start

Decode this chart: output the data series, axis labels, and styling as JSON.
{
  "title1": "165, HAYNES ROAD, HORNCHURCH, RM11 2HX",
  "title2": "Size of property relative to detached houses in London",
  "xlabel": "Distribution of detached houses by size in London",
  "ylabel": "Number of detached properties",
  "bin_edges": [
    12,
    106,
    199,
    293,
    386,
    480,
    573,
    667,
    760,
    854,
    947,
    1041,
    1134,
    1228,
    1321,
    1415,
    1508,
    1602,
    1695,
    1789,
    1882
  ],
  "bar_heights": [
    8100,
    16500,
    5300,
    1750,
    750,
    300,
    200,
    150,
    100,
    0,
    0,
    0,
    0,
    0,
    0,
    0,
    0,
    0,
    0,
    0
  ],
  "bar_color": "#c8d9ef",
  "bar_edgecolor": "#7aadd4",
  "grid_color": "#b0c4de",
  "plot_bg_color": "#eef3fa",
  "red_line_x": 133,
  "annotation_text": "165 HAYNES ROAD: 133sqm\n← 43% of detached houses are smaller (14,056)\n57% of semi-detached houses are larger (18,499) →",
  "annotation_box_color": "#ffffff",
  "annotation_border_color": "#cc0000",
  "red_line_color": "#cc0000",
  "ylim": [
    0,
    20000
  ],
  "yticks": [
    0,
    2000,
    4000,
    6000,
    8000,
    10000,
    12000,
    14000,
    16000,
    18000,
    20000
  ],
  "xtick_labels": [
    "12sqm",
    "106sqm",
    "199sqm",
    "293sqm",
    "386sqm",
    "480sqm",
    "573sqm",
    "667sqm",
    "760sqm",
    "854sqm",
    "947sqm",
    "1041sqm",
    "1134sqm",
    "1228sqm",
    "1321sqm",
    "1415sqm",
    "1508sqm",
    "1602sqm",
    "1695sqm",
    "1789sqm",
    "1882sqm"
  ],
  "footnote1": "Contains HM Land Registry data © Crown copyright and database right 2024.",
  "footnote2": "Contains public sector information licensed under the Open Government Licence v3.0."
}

end

Show every line that contains the word "data".

## Complete output
Decode this chart: output the data series, axis labels, and styling as JSON.
  "footnote1": "Contains HM Land Registry data © Crown copyright and database right 2024.",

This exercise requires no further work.